WORK REQUIRED: Where the word "surface" occurs in a line, return that line.
═════ DATA LISTING ═════
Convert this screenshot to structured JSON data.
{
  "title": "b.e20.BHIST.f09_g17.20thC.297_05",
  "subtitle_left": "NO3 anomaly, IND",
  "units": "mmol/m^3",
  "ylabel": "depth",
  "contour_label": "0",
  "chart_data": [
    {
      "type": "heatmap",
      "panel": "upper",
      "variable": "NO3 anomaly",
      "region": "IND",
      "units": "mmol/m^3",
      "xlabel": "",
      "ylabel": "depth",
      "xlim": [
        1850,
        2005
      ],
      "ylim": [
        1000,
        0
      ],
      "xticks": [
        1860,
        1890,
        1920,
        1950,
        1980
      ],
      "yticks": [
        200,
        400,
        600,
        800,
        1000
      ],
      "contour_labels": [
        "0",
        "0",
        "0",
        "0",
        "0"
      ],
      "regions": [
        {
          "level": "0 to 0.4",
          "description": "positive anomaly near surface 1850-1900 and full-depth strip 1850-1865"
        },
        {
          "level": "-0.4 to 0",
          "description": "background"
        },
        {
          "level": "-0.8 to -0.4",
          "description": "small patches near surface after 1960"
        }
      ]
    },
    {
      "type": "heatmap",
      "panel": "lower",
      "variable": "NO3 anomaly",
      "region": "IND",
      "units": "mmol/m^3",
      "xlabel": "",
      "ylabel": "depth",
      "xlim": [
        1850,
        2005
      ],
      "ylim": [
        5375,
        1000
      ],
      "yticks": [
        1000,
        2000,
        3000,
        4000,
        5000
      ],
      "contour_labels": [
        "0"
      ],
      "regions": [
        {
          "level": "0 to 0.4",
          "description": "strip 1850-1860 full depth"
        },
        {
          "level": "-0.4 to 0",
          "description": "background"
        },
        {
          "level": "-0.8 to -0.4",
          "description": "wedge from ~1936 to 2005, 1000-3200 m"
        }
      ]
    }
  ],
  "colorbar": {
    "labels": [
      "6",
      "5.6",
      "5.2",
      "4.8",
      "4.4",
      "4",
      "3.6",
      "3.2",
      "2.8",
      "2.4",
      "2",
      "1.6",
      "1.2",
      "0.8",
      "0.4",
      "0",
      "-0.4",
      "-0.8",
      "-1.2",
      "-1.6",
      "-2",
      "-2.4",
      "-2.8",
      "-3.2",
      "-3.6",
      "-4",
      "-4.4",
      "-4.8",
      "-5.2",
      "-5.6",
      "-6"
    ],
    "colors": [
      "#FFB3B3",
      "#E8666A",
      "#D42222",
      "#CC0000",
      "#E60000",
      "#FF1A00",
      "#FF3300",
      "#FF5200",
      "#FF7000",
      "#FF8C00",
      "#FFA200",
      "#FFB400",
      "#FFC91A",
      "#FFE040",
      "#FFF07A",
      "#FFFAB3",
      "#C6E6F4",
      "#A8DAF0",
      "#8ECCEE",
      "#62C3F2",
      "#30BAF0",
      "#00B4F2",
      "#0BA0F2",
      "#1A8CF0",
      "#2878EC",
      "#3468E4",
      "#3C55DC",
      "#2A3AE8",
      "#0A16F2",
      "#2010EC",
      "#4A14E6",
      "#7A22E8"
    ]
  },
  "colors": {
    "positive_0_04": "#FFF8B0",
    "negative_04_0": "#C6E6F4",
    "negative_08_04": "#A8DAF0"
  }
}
═════
═════ DATA LISTING ═════
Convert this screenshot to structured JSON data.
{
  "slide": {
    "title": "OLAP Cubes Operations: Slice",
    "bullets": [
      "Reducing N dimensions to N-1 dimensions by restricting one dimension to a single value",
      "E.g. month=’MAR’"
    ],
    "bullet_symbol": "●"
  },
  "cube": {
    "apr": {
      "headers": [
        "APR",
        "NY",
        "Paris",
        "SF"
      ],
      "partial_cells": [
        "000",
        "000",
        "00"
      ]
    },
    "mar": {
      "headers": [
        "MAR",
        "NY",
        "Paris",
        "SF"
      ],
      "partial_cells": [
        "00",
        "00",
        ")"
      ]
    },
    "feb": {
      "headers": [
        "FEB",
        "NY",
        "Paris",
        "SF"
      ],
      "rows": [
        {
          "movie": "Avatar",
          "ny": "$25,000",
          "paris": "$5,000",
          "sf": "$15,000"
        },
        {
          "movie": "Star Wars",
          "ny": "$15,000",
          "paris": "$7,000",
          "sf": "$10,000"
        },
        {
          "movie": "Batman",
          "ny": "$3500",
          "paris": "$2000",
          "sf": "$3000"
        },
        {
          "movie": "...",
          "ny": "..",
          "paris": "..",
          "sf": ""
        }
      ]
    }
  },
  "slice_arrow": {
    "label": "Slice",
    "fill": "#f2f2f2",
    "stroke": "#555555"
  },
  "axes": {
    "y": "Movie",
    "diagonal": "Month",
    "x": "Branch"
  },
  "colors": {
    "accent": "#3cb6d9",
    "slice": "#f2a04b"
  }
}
═════
IN RESPONSE:
          "description": "positive anomaly near surface 1850-1900 and full-depth strip 1850-1865"
          "description": "small patches near surface after 1960"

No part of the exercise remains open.